BEGIN Information shown
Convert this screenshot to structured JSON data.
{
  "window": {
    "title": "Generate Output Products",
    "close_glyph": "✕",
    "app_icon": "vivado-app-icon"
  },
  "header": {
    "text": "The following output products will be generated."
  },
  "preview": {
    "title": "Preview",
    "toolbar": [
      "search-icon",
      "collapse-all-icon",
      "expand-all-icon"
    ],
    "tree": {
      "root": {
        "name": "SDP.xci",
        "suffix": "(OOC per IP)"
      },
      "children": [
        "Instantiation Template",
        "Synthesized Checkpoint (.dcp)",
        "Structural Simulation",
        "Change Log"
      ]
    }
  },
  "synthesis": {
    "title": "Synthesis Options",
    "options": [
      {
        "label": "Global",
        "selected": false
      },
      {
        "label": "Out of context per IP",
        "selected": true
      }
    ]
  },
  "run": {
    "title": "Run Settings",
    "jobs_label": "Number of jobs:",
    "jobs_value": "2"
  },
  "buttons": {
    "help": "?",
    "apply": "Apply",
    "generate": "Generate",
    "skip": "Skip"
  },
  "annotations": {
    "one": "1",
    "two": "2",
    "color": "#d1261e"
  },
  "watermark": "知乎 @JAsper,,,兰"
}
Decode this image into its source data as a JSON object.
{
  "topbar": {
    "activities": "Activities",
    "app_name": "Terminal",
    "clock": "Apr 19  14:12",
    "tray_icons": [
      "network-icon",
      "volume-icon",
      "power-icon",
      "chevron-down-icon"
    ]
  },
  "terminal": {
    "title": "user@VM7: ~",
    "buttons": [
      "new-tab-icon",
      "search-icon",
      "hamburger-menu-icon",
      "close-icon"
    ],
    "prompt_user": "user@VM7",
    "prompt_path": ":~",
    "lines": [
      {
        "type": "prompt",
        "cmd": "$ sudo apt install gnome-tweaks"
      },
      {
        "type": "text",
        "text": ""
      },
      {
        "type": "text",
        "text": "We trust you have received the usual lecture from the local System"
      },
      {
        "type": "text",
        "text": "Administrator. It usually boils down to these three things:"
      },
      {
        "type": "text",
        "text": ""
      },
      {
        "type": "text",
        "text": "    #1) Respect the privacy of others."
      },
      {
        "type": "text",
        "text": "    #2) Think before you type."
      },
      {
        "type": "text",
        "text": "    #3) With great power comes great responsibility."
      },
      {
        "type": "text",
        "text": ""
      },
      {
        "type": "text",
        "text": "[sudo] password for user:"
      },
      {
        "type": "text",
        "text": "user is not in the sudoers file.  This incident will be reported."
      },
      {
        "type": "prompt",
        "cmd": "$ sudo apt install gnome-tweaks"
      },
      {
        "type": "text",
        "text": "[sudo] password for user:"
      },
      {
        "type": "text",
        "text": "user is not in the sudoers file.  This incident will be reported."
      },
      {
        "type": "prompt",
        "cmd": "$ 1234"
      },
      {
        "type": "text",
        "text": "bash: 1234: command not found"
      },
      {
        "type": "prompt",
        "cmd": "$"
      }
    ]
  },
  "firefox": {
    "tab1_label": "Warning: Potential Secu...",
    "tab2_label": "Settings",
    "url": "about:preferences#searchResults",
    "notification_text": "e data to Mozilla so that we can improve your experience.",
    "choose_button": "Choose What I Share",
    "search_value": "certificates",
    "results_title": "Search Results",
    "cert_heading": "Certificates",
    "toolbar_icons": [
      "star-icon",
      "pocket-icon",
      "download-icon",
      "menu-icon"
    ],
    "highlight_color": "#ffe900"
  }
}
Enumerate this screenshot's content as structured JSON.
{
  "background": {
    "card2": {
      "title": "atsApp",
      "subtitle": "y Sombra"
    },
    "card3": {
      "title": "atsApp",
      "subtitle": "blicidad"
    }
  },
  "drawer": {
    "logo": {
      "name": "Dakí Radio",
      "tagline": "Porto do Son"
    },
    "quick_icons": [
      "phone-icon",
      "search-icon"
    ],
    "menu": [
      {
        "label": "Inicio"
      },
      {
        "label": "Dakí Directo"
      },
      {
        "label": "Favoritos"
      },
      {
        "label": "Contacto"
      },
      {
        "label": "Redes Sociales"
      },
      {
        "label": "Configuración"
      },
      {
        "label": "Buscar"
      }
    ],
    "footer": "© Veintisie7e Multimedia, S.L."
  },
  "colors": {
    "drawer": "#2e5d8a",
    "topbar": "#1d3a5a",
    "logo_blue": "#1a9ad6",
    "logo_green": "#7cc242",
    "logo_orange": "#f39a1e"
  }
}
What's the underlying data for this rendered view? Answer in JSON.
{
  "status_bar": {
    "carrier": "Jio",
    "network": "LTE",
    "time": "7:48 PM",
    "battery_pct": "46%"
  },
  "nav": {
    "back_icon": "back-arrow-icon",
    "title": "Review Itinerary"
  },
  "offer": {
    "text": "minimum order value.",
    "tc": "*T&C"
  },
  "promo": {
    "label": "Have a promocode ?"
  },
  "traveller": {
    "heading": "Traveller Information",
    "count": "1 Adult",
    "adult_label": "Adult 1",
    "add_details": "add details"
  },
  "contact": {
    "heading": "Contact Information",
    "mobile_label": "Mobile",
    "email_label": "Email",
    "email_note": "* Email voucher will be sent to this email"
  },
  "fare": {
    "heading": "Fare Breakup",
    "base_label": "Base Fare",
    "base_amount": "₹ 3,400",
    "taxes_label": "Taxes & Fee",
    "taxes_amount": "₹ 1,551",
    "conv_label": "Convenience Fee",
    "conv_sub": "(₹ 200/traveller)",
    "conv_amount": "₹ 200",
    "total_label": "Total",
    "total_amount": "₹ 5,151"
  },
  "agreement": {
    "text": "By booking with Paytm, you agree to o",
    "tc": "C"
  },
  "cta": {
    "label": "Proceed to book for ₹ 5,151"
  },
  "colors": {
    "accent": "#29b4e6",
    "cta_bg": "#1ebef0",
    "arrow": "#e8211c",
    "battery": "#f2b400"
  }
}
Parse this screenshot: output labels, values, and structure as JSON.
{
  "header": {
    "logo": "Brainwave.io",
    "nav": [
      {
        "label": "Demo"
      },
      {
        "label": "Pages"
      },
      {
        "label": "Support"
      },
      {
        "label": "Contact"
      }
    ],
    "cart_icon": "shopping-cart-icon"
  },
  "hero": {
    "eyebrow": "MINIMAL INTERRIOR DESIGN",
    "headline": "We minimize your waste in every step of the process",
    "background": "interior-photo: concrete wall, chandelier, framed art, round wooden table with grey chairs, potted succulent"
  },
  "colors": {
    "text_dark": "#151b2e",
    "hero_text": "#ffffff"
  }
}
END Information shown
-- To do --
Reproduce all of the records exactly.

-- Reply --
Convert this screenshot to structured JSON data.
{
  "window": {
    "title": "Generate Output Products",
    "close_glyph": "✕",
    "app_icon": "vivado-app-icon"
  },
  "header": {
    "text": "The following output products will be generated."
  },
  "preview": {
    "title": "Preview",
    "toolbar": [
      "search-icon",
      "collapse-all-icon",
      "expand-all-icon"
    ],
    "tree": {
      "root": {
        "name": "SDP.xci",
        "suffix": "(OOC per IP)"
      },
      "children": [
        "Instantiation Template",
        "Synthesized Checkpoint (.dcp)",
        "Structural Simulation",
        "Change Log"
      ]
    }
  },
  "synthesis": {
    "title": "Synthesis Options",
    "options": [
      {
        "label": "Global",
        "selected": false
      },
      {
        "label": "Out of context per IP",
        "selected": true
      }
    ]
  },
  "run": {
    "title": "Run Settings",
    "jobs_label": "Number of jobs:",
    "jobs_value": "2"
  },
  "buttons": {
    "help": "?",
    "apply": "Apply",
    "generate": "Generate",
    "skip": "Skip"
  },
  "annotations": {
    "one": "1",
    "two": "2",
    "color": "#d1261e"
  },
  "watermark": "知乎 @JAsper,,,兰"
}
Decode this image into its source data as a JSON object.
{
  "topbar": {
    "activities": "Activities",
    "app_name": "Terminal",
    "clock": "Apr 19  14:12",
    "tray_icons": [
      "network-icon",
      "volume-icon",
      "power-icon",
      "chevron-down-icon"
    ]
  },
  "terminal": {
    "title": "user@VM7: ~",
    "buttons": [
      "new-tab-icon",
      "search-icon",
      "hamburger-menu-icon",
      "close-icon"
    ],
    "prompt_user": "user@VM7",
    "prompt_path": ":~",
    "lines": [
      {
        "type": "prompt",
        "cmd": "$ sudo apt install gnome-tweaks"
      },
      {
        "type": "text",
        "text": ""
      },
      {
        "type": "text",
        "text": "We trust you have received the usual lecture from the local System"
      },
      {
        "type": "text",
        "text": "Administrator. It usually boils down to these three things:"
      },
      {
        "type": "text",
        "text": ""
      },
      {
        "type": "text",
        "text": "    #1) Respect the privacy of others."
      },
      {
        "type": "text",
        "text": "    #2) Think before you type."
      },
      {
        "type": "text",
        "text": "    #3) With great power comes great responsibility."
      },
      {
        "type": "text",
        "text": ""
      },
      {
        "type": "text",
        "text": "[sudo] password for user:"
      },
      {
        "type": "text",
        "text": "user is not in the sudoers file.  This incident will be reported."
      },
      {
        "type": "prompt",
        "cmd": "$ sudo apt install gnome-tweaks"
      },
      {
        "type": "text",
        "text": "[sudo] password for user:"
      },
      {
        "type": "text",
        "text": "user is not in the sudoers file.  This incident will be reported."
      },
      {
        "type": "prompt",
        "cmd": "$ 1234"
      },
      {
        "type": "text",
        "text": "bash: 1234: command not found"
      },
      {
        "type": "prompt",
        "cmd": "$"
      }
    ]
  },
  "firefox": {
    "tab1_label": "Warning: Potential Secu...",
    "tab2_label": "Settings",
    "url": "about:preferences#searchResults",
    "notification_text": "e data to Mozilla so that we can improve your experience.",
    "choose_button": "Choose What I Share",
    "search_value": "certificates",
    "results_title": "Search Results",
    "cert_heading": "Certificates",
    "toolbar_icons": [
      "star-icon",
      "pocket-icon",
      "download-icon",
      "menu-icon"
    ],
    "highlight_color": "#ffe900"
  }
}
Enumerate this screenshot's content as structured JSON.
{
  "background": {
    "card2": {
      "title": "atsApp",
      "subtitle": "y Sombra"
    },
    "card3": {
      "title": "atsApp",
      "subtitle": "blicidad"
    }
  },
  "drawer": {
    "logo": {
      "name": "Dakí Radio",
      "tagline": "Porto do Son"
    },
    "quick_icons": [
      "phone-icon",
      "search-icon"
    ],
    "menu": [
      {
        "label": "Inicio"
      },
      {
        "label": "Dakí Directo"
      },
      {
        "label": "Favoritos"
      },
      {
        "label": "Contacto"
      },
      {
        "label": "Redes Sociales"
      },
      {
        "label": "Configuración"
      },
      {
        "label": "Buscar"
      }
    ],
    "footer": "© Veintisie7e Multimedia, S.L."
  },
  "colors": {
    "drawer": "#2e5d8a",
    "topbar": "#1d3a5a",
    "logo_blue": "#1a9ad6",
    "logo_green": "#7cc242",
    "logo_orange": "#f39a1e"
  }
}
What's the underlying data for this rendered view? Answer in JSON.
{
  "status_bar": {
    "carrier": "Jio",
    "network": "LTE",
    "time": "7:48 PM",
    "battery_pct": "46%"
  },
  "nav": {
    "back_icon": "back-arrow-icon",
    "title": "Review Itinerary"
  },
  "offer": {
    "text": "minimum order value.",
    "tc": "*T&C"
  },
  "promo": {
    "label": "Have a promocode ?"
  },
  "traveller": {
    "heading": "Traveller Information",
    "count": "1 Adult",
    "adult_label": "Adult 1",
    "add_details": "add details"
  },
  "contact": {
    "heading": "Contact Information",
    "mobile_label": "Mobile",
    "email_label": "Email",
    "email_note": "* Email voucher will be sent to this email"
  },
  "fare": {
    "heading": "Fare Breakup",
    "base_label": "Base Fare",
    "base_amount": "₹ 3,400",
    "taxes_label": "Taxes & Fee",
    "taxes_amount": "₹ 1,551",
    "conv_label": "Convenience Fee",
    "conv_sub": "(₹ 200/traveller)",
    "conv_amount": "₹ 200",
    "total_label": "Total",
    "total_amount": "₹ 5,151"
  },
  "agreement": {
    "text": "By booking with Paytm, you agree to o",
    "tc": "C"
  },
  "cta": {
    "label": "Proceed to book for ₹ 5,151"
  },
  "colors": {
    "accent": "#29b4e6",
    "cta_bg": "#1ebef0",
    "arrow": "#e8211c",
    "battery": "#f2b400"
  }
}
Parse this screenshot: output labels, values, and structure as JSON.
{
  "header": {
    "logo": "Brainwave.io",
    "nav": [
      {
        "label": "Demo"
      },
      {
        "label": "Pages"
      },
      {
        "label": "Support"
      },
      {
        "label": "Contact"
      }
    ],
    "cart_icon": "shopping-cart-icon"
  },
  "hero": {
    "eyebrow": "MINIMAL INTERRIOR DESIGN",
    "headline": "We minimize your waste in every step of the process",
    "background": "interior-photo: concrete wall, chandelier, framed art, round wooden table with grey chairs, potted succulent"
  },
  "colors": {
    "text_dark": "#151b2e",
    "hero_text": "#ffffff"
  }
}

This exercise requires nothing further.